-- Begin Record extracts --
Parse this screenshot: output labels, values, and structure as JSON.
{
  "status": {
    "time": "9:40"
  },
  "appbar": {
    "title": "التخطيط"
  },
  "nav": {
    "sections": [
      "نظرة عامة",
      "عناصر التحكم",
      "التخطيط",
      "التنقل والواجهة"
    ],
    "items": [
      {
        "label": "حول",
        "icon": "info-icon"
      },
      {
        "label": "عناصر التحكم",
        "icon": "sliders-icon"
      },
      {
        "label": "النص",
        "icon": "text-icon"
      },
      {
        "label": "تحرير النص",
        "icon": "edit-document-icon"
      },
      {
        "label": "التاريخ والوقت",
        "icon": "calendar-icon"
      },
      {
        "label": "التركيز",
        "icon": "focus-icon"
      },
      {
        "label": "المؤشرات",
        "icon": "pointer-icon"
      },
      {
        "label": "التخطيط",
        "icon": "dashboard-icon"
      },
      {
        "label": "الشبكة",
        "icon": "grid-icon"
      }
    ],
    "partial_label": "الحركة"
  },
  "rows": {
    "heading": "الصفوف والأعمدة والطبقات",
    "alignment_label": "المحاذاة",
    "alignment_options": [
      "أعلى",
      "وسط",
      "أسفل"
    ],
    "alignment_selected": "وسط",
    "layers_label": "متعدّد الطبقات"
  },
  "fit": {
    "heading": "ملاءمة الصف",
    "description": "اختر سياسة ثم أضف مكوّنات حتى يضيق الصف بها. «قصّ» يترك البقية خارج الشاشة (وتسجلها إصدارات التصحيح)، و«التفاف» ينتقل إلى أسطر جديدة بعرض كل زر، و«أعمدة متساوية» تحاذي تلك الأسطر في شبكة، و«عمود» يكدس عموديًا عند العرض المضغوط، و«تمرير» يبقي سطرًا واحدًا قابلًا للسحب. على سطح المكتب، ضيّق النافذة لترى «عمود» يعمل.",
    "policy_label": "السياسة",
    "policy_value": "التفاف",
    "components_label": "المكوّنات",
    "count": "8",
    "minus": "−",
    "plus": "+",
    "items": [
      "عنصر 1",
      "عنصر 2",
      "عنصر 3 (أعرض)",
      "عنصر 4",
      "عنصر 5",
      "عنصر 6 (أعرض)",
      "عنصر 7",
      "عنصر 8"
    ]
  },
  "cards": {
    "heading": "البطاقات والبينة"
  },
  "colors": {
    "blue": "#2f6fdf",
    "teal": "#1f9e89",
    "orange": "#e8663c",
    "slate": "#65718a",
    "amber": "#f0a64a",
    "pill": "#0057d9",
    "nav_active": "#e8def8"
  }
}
-- End Record extracts --
Scan the entries above. Copy each line that has the string "heading".

> The result
    "heading": "الصفوف والأعمدة والطبقات",
    "heading": "ملاءمة الصف",
    "heading": "البطاقات والبينة"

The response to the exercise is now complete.